[Data records]
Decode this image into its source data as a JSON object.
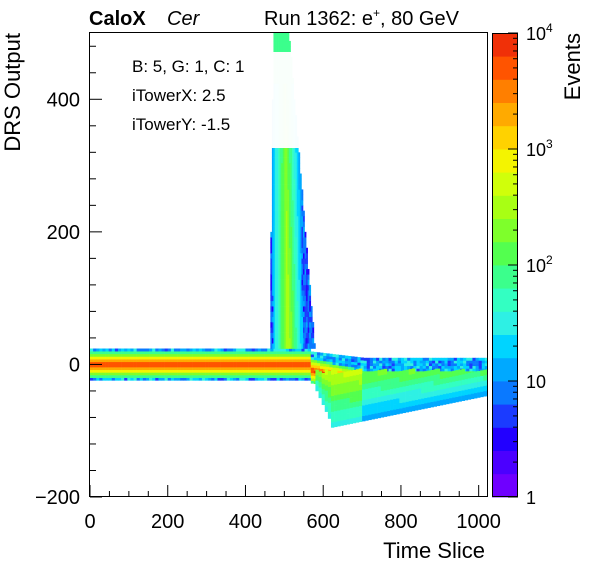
{
  "header": {
    "experiment": "CaloX",
    "channel": "Cer",
    "run_info": "Run 1362: e",
    "run_superscript": "+",
    "run_suffix": ", 80 GeV"
  },
  "info_box": {
    "line1": "B: 5, G: 1, C: 1",
    "line2": "iTowerX: 2.5",
    "line3": "iTowerY: -1.5"
  },
  "chart_data": {
    "type": "heatmap",
    "title": "",
    "xlabel": "Time Slice",
    "ylabel": "DRS Output",
    "zlabel": "Events",
    "xlim": [
      0,
      1024
    ],
    "ylim": [
      -200,
      500
    ],
    "zlim": [
      1,
      10000
    ],
    "z_scale": "log",
    "x_ticks": [
      0,
      200,
      400,
      600,
      800,
      1000
    ],
    "y_ticks": [
      -200,
      0,
      200,
      400
    ],
    "z_ticks": [
      "1",
      "10",
      "10^2",
      "10^3",
      "10^4"
    ],
    "grid": false,
    "features": [
      {
        "name": "pedestal",
        "x": [
          0,
          1024
        ],
        "y": [
          -5,
          5
        ],
        "z_peak": 10000
      },
      {
        "name": "pulse",
        "x_start": 460,
        "x_peak": 495,
        "x_end": 580,
        "y_max": 500
      },
      {
        "name": "undershoot",
        "x": [
          580,
          1024
        ],
        "y_min": -95
      }
    ],
    "colors": {
      "palette": [
        "#6f00ff",
        "#4b00ff",
        "#2200ff",
        "#1b3bff",
        "#0a79ff",
        "#00a9ff",
        "#00d4ff",
        "#2ef0e4",
        "#33ffc2",
        "#3bff8c",
        "#53ff4f",
        "#7eff2b",
        "#a8ff14",
        "#d0ff0a",
        "#f4f400",
        "#ffd200",
        "#ffaa00",
        "#ff7f00",
        "#ff5400",
        "#f03008"
      ]
    }
  }
}
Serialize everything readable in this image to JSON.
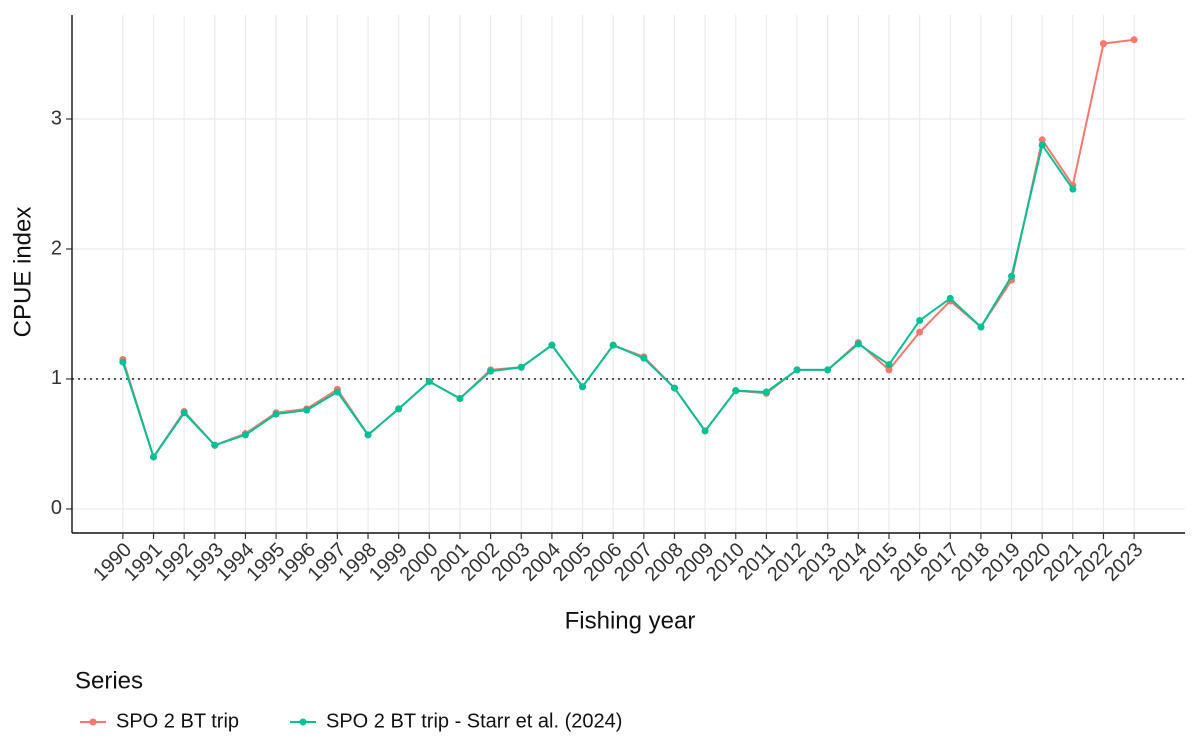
{
  "chart_data": {
    "type": "line",
    "x_label": "Fishing year",
    "y_label": "CPUE index",
    "categories": [
      "1990",
      "1991",
      "1992",
      "1993",
      "1994",
      "1995",
      "1996",
      "1997",
      "1998",
      "1999",
      "2000",
      "2001",
      "2002",
      "2003",
      "2004",
      "2005",
      "2006",
      "2007",
      "2008",
      "2009",
      "2010",
      "2011",
      "2012",
      "2013",
      "2014",
      "2015",
      "2016",
      "2017",
      "2018",
      "2019",
      "2020",
      "2021",
      "2022",
      "2023"
    ],
    "series": [
      {
        "name": "SPO 2 BT trip",
        "color": "#F8766D",
        "values": [
          1.15,
          0.4,
          0.75,
          0.49,
          0.58,
          0.74,
          0.77,
          0.92,
          0.57,
          0.77,
          0.98,
          0.85,
          1.07,
          1.09,
          1.26,
          0.94,
          1.26,
          1.17,
          0.93,
          0.6,
          0.91,
          0.89,
          1.07,
          1.07,
          1.28,
          1.07,
          1.36,
          1.6,
          1.4,
          1.76,
          2.84,
          2.49,
          3.58,
          3.61
        ]
      },
      {
        "name": "SPO 2 BT trip - Starr et al. (2024)",
        "color": "#00C094",
        "values": [
          1.13,
          0.4,
          0.74,
          0.49,
          0.57,
          0.73,
          0.76,
          0.9,
          0.57,
          0.77,
          0.98,
          0.85,
          1.06,
          1.09,
          1.26,
          0.94,
          1.26,
          1.16,
          0.93,
          0.6,
          0.91,
          0.9,
          1.07,
          1.07,
          1.27,
          1.11,
          1.45,
          1.62,
          1.4,
          1.79,
          2.8,
          2.46,
          null,
          null
        ]
      }
    ],
    "ylim": [
      -0.185,
      3.8
    ],
    "yticks": [
      0,
      1,
      2,
      3
    ],
    "hline": 1,
    "grid": true,
    "legend_title": "Series",
    "legend_position": "bottom"
  }
}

→ Task statement: Every record is to be reproduced exactly, with no pictures included.

→ The result:
Decode this image into its source data as a JSON object.
{
  "header": {
    "experiment": "CaloX",
    "channel": "Cer",
    "run_info": "Run 1362: e",
    "run_superscript": "+",
    "run_suffix": ", 80 GeV"
  },
  "info_box": {
    "line1": "B: 5, G: 1, C: 1",
    "line2": "iTowerX: 2.5",
    "line3": "iTowerY: -1.5"
  },
  "chart_data": {
    "type": "heatmap",
    "title": "",
    "xlabel": "Time Slice",
    "ylabel": "DRS Output",
    "zlabel": "Events",
    "xlim": [
      0,
      1024
    ],
    "ylim": [
      -200,
      500
    ],
    "zlim": [
      1,
      10000
    ],
    "z_scale": "log",
    "x_ticks": [
      0,
      200,
      400,
      600,
      800,
      1000
    ],
    "y_ticks": [
      -200,
      0,
      200,
      400
    ],
    "z_ticks": [
      "1",
      "10",
      "10^2",
      "10^3",
      "10^4"
    ],
    "grid": false,
    "features": [
      {
        "name": "pedestal",
        "x": [
          0,
          1024
        ],
        "y": [
          -5,
          5
        ],
        "z_peak": 10000
      },
      {
        "name": "pulse",
        "x_start": 460,
        "x_peak": 495,
        "x_end": 580,
        "y_max": 500
      },
      {
        "name": "undershoot",
        "x": [
          580,
          1024
        ],
        "y_min": -95
      }
    ],
    "colors": {
      "palette": [
        "#6f00ff",
        "#4b00ff",
        "#2200ff",
        "#1b3bff",
        "#0a79ff",
        "#00a9ff",
        "#00d4ff",
        "#2ef0e4",
        "#33ffc2",
        "#3bff8c",
        "#53ff4f",
        "#7eff2b",
        "#a8ff14",
        "#d0ff0a",
        "#f4f400",
        "#ffd200",
        "#ffaa00",
        "#ff7f00",
        "#ff5400",
        "#f03008"
      ]
    }
  }
}
Serialize everything readable in this image to JSON.
{
  "chart_data": {
    "type": "line",
    "x_label": "Fishing year",
    "y_label": "CPUE index",
    "categories": [
      "1990",
      "1991",
      "1992",
      "1993",
      "1994",
      "1995",
      "1996",
      "1997",
      "1998",
      "1999",
      "2000",
      "2001",
      "2002",
      "2003",
      "2004",
      "2005",
      "2006",
      "2007",
      "2008",
      "2009",
      "2010",
      "2011",
      "2012",
      "2013",
      "2014",
      "2015",
      "2016",
      "2017",
      "2018",
      "2019",
      "2020",
      "2021",
      "2022",
      "2023"
    ],
    "series": [
      {
        "name": "SPO 2 BT trip",
        "color": "#F8766D",
        "values": [
          1.15,
          0.4,
          0.75,
          0.49,
          0.58,
          0.74,
          0.77,
          0.92,
          0.57,
          0.77,
          0.98,
          0.85,
          1.07,
          1.09,
          1.26,
          0.94,
          1.26,
          1.17,
          0.93,
          0.6,
          0.91,
          0.89,
          1.07,
          1.07,
          1.28,
          1.07,
          1.36,
          1.6,
          1.4,
          1.76,
          2.84,
          2.49,
          3.58,
          3.61
        ]
      },
      {
        "name": "SPO 2 BT trip - Starr et al. (2024)",
        "color": "#00C094",
        "values": [
          1.13,
          0.4,
          0.74,
          0.49,
          0.57,
          0.73,
          0.76,
          0.9,
          0.57,
          0.77,
          0.98,
          0.85,
          1.06,
          1.09,
          1.26,
          0.94,
          1.26,
          1.16,
          0.93,
          0.6,
          0.91,
          0.9,
          1.07,
          1.07,
          1.27,
          1.11,
          1.45,
          1.62,
          1.4,
          1.79,
          2.8,
          2.46,
          null,
          null
        ]
      }
    ],
    "ylim": [
      -0.185,
      3.8
    ],
    "yticks": [
      0,
      1,
      2,
      3
    ],
    "hline": 1,
    "grid": true,
    "legend_title": "Series",
    "legend_position": "bottom"
  }
}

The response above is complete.